• RECORDS FOR THIS EXERCISE
==*==

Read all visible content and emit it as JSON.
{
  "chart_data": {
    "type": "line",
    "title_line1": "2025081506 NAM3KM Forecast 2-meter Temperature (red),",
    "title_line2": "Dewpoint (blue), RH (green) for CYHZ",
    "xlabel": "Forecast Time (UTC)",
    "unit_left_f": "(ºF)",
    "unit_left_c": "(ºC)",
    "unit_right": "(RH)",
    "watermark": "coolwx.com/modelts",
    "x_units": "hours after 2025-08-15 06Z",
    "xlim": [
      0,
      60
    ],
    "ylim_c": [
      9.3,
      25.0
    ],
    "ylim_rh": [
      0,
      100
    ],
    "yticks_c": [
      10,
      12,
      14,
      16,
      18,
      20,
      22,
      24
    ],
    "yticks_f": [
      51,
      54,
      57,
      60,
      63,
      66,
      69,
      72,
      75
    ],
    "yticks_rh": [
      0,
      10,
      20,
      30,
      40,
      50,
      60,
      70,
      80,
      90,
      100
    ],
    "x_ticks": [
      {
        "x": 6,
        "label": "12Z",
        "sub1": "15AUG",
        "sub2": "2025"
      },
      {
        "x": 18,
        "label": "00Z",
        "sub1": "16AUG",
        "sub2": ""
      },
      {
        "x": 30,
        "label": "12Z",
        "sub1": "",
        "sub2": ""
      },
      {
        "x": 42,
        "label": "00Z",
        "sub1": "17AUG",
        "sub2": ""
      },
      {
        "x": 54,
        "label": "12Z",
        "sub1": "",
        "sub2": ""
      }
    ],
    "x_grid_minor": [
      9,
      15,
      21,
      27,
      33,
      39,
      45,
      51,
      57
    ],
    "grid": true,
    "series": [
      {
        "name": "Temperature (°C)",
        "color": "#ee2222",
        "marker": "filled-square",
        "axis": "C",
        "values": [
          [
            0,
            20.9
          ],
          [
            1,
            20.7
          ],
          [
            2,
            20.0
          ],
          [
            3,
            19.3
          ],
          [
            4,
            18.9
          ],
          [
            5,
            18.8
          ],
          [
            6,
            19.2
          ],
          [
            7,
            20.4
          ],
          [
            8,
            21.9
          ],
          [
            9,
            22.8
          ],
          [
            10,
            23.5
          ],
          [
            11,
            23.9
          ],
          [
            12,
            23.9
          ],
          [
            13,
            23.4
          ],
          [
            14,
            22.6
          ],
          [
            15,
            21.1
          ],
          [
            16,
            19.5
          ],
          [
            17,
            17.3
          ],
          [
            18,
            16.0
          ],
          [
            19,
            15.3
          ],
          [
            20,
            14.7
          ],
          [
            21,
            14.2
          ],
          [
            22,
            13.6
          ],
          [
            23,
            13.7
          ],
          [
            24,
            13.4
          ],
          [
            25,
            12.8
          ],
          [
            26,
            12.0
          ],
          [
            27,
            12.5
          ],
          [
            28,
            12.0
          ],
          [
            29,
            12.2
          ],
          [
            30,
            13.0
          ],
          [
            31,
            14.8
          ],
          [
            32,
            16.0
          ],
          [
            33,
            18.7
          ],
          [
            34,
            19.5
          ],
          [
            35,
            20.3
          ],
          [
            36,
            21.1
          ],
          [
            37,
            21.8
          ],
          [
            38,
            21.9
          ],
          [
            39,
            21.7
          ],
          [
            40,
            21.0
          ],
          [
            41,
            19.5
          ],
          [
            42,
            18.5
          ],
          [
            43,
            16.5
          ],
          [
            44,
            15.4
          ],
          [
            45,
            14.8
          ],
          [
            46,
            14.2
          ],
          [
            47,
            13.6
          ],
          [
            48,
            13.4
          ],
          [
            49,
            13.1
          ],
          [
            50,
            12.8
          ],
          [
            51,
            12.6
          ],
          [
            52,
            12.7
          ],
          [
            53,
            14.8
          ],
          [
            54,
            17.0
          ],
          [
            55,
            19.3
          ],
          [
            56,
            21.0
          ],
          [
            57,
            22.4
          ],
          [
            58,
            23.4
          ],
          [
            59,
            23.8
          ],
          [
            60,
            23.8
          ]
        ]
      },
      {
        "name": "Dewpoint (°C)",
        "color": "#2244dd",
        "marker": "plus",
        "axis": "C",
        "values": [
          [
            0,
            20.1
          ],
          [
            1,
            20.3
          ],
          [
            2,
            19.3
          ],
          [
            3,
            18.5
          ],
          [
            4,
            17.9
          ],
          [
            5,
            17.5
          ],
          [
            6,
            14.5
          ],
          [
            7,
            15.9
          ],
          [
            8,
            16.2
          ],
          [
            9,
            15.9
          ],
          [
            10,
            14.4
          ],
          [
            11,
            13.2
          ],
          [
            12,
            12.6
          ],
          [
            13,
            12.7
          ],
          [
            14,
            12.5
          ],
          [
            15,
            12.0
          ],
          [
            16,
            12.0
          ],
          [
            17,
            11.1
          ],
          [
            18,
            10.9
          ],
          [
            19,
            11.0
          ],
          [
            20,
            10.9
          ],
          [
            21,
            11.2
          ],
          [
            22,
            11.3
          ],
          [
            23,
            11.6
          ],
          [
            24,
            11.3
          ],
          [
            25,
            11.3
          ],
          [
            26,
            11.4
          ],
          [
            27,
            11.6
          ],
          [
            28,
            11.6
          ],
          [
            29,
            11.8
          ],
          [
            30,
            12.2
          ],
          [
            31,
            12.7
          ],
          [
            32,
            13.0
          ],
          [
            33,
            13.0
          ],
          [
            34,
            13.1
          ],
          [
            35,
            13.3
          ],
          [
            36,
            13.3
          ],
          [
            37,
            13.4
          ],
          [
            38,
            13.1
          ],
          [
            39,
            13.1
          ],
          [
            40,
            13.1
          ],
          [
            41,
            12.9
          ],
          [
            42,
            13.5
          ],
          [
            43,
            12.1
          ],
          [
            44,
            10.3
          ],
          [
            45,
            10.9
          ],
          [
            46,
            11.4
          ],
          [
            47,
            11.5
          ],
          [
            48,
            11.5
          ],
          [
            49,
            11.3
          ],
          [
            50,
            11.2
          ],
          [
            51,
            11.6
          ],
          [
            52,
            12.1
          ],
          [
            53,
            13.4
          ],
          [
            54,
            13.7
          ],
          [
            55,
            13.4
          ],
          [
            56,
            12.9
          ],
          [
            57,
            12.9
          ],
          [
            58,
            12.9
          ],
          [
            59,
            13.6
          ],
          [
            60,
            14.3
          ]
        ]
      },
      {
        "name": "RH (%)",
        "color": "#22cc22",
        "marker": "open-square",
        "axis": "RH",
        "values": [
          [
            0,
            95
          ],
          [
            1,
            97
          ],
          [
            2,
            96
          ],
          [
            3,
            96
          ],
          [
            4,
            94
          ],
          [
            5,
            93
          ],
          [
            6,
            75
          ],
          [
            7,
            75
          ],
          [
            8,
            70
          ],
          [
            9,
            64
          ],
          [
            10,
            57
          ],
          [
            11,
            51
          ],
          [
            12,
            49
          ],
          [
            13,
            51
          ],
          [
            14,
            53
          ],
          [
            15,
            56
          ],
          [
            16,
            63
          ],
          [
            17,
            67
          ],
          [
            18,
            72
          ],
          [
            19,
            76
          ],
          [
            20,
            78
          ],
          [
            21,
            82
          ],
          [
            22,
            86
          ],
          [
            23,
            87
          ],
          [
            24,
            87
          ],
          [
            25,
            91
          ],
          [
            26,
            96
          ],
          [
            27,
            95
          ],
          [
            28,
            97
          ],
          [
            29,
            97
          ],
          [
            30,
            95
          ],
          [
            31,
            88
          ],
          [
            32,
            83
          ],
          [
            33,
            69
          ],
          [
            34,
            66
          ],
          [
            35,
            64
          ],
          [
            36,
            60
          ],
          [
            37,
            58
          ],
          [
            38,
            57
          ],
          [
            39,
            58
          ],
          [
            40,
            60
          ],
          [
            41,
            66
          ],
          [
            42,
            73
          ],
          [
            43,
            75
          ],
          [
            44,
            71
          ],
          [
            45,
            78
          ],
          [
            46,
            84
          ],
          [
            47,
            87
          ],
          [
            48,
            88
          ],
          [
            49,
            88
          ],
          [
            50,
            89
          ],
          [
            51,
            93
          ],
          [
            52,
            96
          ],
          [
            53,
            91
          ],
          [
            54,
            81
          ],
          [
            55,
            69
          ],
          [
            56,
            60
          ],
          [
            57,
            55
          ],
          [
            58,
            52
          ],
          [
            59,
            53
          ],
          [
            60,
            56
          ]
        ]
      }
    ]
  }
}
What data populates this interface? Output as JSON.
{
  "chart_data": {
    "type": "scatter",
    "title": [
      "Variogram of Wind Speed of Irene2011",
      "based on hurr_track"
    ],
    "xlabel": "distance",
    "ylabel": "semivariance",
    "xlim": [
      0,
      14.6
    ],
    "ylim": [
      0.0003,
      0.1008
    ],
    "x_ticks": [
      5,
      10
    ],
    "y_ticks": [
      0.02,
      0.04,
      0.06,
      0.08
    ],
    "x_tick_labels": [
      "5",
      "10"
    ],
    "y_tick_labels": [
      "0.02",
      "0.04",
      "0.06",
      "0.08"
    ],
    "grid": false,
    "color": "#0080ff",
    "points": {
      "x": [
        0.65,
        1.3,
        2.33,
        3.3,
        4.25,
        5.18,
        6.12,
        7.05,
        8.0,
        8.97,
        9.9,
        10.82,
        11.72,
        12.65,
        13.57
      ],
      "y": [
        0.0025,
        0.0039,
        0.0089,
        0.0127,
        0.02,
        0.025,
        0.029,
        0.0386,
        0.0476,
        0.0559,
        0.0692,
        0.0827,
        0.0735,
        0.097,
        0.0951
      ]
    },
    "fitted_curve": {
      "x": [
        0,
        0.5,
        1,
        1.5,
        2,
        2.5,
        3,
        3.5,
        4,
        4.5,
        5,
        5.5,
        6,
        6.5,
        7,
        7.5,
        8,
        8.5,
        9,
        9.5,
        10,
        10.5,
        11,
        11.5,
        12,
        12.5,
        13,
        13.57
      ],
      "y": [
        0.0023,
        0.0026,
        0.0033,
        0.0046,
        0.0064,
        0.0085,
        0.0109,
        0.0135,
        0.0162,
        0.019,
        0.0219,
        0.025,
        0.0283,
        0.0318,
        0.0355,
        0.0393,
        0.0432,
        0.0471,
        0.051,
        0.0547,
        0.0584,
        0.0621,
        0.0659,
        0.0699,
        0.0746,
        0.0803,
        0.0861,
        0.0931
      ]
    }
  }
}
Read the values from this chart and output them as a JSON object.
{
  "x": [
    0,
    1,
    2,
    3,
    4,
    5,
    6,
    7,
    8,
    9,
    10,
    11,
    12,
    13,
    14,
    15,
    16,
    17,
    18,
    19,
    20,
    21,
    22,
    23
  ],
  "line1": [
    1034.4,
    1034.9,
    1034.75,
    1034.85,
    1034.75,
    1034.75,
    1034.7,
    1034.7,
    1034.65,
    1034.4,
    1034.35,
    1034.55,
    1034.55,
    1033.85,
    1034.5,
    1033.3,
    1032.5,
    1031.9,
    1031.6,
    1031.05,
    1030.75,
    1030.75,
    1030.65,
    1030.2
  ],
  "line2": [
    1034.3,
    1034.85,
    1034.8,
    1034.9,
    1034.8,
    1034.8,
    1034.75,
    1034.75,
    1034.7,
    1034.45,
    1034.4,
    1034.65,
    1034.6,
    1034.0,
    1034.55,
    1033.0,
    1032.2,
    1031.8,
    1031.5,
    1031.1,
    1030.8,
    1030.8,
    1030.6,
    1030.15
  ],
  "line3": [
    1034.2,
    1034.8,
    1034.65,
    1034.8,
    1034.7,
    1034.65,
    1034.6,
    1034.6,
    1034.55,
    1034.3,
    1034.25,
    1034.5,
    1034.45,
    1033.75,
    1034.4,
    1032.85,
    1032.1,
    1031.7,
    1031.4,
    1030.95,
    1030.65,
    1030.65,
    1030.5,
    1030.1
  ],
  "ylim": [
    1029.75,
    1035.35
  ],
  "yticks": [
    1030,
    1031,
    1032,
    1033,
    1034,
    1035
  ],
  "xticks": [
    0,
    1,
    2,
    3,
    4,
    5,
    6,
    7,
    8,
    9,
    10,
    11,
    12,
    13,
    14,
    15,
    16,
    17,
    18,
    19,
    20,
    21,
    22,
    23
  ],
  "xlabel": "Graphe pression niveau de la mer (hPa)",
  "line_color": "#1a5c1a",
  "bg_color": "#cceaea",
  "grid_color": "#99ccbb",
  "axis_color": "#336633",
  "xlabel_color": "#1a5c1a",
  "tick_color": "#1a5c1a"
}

==*==

• EXERCISE TASK
Show all lines in the entries above where the string "Read" appears.

• REPLY
Read all visible content and emit it as JSON.
Read the values from this chart and output them as a JSON object.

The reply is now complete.